A run of records:

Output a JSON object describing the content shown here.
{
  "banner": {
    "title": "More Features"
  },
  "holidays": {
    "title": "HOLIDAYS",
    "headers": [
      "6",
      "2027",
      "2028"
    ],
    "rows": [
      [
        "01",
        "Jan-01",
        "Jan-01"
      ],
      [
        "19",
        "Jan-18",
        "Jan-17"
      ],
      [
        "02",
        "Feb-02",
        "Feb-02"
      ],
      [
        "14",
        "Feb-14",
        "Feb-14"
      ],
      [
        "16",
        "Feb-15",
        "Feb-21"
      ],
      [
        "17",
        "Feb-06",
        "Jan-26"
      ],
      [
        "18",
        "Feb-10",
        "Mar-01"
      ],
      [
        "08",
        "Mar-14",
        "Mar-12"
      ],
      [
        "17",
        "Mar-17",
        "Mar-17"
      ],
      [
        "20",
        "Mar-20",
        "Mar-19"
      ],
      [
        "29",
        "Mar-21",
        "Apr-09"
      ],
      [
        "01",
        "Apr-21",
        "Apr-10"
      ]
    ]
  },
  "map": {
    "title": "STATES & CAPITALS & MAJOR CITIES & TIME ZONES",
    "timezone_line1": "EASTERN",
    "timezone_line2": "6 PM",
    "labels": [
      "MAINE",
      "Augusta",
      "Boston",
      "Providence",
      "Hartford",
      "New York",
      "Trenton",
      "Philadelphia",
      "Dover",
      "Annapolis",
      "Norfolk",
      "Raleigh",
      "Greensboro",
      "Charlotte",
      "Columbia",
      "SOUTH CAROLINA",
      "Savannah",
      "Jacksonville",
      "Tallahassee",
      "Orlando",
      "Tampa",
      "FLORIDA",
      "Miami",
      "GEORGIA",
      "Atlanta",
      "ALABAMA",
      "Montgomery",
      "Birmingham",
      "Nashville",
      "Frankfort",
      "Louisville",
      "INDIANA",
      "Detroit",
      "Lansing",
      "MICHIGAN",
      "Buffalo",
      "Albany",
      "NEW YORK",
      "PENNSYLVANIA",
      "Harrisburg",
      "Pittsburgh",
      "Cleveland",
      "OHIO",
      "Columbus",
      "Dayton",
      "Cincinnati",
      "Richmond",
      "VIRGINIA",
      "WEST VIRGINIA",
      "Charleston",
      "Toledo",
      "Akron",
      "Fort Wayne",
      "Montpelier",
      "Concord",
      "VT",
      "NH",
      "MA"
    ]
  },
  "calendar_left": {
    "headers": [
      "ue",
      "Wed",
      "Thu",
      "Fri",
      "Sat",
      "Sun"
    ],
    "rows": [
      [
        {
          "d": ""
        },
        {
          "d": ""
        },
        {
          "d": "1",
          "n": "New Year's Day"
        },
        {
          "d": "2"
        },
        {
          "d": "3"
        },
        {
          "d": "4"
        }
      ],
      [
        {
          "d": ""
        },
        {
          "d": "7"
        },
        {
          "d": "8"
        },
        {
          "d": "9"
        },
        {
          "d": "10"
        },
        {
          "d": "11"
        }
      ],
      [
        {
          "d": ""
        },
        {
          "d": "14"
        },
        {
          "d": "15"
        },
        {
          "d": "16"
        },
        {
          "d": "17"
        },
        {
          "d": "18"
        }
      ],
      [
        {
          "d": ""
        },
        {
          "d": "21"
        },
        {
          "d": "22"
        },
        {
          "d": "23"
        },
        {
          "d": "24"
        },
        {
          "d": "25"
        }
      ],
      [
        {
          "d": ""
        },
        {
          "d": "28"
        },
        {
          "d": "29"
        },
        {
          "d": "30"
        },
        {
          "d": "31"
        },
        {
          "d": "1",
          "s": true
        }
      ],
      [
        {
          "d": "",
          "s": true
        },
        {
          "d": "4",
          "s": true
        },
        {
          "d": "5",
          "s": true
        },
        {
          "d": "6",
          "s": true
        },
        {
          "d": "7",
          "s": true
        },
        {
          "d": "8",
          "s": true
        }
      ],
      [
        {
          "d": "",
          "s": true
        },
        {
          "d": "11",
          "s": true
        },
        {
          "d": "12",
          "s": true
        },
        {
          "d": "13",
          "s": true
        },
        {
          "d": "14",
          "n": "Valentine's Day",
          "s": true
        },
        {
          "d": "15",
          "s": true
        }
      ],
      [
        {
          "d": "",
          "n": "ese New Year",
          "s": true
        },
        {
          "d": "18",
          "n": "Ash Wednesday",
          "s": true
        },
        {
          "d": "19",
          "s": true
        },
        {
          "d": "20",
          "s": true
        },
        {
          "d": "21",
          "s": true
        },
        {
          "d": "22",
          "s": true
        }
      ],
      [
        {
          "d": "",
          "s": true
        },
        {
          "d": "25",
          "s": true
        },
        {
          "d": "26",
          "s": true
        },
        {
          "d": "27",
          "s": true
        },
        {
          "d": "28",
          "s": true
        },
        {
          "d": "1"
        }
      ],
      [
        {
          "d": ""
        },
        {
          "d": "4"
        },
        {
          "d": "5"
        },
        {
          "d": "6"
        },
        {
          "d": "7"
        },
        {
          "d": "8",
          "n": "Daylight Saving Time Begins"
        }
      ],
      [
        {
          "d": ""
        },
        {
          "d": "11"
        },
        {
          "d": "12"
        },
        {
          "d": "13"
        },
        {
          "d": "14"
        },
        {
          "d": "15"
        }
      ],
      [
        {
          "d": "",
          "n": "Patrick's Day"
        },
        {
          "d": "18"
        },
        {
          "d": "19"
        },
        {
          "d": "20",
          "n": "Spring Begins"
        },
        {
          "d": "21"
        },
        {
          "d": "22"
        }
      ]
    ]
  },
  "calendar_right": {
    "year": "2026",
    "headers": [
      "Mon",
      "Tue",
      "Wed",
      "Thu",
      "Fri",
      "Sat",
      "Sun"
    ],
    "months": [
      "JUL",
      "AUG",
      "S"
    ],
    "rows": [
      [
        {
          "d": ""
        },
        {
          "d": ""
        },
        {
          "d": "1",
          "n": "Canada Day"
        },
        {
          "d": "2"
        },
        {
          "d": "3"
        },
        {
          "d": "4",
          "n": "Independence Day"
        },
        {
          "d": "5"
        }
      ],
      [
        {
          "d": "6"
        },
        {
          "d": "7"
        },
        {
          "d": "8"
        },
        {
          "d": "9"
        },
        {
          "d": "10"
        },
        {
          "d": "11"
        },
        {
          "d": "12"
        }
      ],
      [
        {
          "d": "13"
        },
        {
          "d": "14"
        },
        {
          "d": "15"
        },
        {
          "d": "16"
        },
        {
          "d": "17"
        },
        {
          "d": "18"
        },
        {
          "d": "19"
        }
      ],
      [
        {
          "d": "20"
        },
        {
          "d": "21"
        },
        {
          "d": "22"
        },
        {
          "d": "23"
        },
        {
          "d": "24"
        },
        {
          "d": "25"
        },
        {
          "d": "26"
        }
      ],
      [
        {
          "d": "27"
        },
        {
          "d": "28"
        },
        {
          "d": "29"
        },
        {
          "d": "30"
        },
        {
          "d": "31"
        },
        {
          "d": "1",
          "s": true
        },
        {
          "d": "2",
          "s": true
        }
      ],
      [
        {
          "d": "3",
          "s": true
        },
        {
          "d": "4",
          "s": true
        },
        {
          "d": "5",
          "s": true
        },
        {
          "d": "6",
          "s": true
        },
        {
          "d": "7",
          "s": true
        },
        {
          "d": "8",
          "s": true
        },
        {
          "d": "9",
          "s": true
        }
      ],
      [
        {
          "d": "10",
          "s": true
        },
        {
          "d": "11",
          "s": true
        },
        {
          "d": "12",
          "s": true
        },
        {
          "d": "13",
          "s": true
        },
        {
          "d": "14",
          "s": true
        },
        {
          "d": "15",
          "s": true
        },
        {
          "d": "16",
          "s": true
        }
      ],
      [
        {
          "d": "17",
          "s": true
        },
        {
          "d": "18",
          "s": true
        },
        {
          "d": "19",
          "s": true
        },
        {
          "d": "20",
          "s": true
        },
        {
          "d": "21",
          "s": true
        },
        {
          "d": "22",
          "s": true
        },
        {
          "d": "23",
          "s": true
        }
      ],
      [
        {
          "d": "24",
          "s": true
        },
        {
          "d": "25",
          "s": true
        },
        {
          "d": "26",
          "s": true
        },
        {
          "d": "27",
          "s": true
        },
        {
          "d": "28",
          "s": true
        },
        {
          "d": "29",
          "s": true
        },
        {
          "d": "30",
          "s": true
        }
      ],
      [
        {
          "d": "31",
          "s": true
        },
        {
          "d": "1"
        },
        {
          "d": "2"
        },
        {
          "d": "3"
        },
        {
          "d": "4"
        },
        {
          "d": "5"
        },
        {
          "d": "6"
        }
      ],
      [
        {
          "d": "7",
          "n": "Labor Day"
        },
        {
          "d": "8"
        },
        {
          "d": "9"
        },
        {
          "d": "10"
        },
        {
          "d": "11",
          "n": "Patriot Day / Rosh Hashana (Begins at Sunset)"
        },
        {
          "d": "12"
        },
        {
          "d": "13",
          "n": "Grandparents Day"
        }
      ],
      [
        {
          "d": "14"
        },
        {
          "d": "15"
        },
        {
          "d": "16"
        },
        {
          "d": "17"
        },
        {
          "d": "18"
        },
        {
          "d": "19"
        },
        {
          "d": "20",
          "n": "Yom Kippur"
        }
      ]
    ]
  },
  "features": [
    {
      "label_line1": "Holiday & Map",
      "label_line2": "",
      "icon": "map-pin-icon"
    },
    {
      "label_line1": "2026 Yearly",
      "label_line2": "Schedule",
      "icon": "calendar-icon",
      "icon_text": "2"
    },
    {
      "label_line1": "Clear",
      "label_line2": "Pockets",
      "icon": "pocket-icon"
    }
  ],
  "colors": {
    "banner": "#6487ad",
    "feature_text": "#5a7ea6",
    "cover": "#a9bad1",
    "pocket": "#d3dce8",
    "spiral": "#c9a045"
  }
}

What is asked: Identify each line in the records above containing the word "title"; copy those lines.

Written response:
    "title": "More Features"
    "title": "HOLIDAYS",
    "title": "STATES & CAPITALS & MAJOR CITIES & TIME ZONES",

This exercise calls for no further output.